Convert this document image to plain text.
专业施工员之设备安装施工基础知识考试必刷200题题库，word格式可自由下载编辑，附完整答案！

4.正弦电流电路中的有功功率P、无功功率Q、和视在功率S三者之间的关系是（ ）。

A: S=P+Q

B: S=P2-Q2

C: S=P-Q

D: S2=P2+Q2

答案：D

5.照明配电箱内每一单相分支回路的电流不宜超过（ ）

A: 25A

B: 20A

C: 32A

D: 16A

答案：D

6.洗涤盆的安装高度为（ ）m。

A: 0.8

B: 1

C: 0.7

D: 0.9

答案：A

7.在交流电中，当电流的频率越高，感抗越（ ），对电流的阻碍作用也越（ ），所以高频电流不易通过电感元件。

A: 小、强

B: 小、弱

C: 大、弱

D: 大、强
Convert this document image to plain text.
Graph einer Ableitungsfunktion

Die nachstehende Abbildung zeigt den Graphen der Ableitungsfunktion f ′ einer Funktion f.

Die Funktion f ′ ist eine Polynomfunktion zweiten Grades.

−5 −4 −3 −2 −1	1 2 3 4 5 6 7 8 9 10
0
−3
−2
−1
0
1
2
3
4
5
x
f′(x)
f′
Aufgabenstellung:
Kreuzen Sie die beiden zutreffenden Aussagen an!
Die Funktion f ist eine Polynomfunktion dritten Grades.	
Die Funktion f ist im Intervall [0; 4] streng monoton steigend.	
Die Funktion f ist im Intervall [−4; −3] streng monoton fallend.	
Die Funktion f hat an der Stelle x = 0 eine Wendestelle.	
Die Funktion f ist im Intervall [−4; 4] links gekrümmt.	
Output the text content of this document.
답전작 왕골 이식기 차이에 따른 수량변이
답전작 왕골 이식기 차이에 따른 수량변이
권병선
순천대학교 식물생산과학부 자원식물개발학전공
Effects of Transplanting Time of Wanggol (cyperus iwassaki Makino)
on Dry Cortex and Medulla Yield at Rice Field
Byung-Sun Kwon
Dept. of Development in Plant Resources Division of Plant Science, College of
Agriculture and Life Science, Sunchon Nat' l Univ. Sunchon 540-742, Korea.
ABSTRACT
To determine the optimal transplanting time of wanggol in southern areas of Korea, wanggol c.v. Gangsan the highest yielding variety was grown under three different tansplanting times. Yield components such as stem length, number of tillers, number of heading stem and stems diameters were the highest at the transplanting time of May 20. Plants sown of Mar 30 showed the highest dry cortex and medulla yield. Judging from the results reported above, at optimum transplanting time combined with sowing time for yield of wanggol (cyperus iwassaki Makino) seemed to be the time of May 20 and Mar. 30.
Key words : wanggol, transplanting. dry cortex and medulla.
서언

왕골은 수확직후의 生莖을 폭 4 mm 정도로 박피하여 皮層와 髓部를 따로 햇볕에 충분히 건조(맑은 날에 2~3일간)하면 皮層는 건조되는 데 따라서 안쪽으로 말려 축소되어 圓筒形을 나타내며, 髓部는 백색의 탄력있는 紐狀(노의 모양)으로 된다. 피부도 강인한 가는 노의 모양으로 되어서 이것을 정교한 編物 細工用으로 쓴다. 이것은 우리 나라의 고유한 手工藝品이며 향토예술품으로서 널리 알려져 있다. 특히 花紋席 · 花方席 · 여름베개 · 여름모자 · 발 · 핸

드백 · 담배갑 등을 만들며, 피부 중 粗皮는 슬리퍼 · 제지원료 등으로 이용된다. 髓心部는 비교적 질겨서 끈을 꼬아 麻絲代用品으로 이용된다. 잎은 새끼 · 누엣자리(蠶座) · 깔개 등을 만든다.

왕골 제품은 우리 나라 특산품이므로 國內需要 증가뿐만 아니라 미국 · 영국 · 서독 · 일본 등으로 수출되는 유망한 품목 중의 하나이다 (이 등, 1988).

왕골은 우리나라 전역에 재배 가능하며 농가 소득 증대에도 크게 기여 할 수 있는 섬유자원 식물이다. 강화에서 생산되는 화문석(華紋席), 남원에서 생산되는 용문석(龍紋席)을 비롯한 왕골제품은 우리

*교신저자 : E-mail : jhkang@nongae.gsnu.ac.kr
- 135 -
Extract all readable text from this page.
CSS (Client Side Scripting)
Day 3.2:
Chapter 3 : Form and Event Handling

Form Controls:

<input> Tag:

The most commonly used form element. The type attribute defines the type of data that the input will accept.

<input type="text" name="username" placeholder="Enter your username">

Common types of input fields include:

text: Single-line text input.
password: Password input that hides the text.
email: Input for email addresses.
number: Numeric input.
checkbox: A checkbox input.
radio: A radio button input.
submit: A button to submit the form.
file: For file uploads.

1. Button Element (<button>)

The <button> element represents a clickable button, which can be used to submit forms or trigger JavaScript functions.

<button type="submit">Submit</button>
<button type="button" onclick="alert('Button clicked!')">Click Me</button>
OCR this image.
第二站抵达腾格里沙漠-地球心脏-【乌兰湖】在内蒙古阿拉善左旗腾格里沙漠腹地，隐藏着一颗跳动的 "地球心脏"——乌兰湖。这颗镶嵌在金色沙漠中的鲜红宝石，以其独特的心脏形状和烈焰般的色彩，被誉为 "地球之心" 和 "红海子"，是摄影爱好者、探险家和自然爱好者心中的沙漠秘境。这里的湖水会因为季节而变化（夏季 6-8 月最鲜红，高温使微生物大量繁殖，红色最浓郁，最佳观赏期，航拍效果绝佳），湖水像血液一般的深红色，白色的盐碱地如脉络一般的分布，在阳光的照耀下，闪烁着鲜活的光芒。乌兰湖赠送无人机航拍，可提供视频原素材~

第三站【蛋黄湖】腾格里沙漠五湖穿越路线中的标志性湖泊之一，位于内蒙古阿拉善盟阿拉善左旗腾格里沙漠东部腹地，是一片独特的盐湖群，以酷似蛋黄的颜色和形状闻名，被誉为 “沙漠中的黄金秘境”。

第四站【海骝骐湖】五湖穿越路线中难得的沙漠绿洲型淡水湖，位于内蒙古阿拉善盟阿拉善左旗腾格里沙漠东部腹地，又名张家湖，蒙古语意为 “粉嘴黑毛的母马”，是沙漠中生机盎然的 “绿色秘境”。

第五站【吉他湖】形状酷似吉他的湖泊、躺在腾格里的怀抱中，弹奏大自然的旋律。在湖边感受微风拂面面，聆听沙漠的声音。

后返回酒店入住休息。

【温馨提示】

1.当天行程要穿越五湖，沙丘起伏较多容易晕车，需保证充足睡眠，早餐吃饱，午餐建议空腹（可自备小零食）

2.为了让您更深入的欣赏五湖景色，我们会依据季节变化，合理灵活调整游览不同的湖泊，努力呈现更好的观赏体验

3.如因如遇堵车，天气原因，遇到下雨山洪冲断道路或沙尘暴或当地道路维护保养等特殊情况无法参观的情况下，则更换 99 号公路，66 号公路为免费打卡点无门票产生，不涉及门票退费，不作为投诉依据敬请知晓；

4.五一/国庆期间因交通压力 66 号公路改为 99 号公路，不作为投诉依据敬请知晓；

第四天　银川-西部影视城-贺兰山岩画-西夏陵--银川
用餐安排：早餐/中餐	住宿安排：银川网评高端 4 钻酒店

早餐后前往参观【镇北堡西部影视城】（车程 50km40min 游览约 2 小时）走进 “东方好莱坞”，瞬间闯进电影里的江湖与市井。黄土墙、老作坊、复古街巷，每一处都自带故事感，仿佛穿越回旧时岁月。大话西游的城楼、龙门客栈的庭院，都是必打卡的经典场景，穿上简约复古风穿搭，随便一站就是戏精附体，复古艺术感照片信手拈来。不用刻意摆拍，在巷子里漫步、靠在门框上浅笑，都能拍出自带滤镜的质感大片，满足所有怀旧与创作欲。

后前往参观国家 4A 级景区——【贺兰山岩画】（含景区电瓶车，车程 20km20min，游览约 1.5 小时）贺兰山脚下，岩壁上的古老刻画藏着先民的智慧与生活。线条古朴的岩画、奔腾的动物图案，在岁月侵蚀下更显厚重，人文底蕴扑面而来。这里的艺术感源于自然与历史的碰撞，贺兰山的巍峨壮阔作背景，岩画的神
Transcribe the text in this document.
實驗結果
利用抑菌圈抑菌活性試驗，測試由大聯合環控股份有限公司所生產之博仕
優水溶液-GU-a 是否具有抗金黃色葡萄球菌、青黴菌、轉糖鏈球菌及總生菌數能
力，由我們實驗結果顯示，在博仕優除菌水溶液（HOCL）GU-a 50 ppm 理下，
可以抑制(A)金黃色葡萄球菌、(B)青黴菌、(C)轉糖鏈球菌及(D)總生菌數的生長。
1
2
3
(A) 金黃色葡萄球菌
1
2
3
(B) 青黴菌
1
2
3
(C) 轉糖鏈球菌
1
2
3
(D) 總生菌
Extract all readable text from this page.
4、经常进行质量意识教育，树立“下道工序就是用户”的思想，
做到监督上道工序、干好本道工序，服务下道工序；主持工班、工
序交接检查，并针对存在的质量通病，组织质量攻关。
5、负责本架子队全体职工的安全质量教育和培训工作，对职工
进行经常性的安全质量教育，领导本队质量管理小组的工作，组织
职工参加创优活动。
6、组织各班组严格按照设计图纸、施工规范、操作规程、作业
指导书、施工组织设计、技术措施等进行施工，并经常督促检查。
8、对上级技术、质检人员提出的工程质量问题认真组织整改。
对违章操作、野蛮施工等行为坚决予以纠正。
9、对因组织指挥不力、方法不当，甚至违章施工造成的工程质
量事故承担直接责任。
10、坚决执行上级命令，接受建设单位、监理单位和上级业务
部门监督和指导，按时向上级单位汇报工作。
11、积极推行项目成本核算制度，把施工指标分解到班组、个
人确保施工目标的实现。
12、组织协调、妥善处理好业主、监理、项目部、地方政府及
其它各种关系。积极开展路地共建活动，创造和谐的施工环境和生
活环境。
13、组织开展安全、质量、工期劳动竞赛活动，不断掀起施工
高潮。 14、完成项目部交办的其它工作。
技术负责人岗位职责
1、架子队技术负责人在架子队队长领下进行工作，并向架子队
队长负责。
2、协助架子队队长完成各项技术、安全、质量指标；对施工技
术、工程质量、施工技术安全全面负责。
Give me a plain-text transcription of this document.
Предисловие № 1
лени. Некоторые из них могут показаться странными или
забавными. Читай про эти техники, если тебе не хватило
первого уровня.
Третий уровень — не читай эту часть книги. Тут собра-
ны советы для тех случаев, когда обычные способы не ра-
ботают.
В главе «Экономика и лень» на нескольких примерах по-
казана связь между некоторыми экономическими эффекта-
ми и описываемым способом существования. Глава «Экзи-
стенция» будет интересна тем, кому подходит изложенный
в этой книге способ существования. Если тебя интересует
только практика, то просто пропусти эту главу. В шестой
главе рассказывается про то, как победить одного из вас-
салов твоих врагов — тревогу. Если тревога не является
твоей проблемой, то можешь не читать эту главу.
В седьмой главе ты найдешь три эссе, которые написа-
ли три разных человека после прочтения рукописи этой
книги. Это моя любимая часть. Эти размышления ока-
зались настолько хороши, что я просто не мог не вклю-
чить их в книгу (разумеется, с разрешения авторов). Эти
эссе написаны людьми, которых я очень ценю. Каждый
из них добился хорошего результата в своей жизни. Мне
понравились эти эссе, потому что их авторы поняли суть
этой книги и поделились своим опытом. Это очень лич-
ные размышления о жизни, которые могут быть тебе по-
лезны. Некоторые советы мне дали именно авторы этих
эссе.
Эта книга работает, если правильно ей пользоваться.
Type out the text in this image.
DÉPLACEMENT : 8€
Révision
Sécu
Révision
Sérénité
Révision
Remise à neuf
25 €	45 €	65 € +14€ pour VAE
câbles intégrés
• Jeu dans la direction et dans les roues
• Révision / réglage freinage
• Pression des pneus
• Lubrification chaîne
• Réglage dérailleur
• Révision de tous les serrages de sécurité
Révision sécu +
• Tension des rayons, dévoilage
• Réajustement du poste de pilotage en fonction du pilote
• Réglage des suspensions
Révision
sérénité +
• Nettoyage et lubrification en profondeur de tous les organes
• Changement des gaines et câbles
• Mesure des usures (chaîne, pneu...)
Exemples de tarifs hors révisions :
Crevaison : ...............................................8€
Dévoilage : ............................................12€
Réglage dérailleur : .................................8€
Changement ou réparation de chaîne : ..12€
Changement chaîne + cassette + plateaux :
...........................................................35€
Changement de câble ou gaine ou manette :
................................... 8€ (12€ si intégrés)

━━━━━━━━━━━━━━━━━━━━

Short problem:
Pick out the lines above that hold the string "Changement" and show them.

Finished answer:
• Changement des gaines et câbles
Changement ou réparation de chaîne : ..12€
Changement chaîne + cassette + plateaux :
Changement de câble ou gaine ou manette :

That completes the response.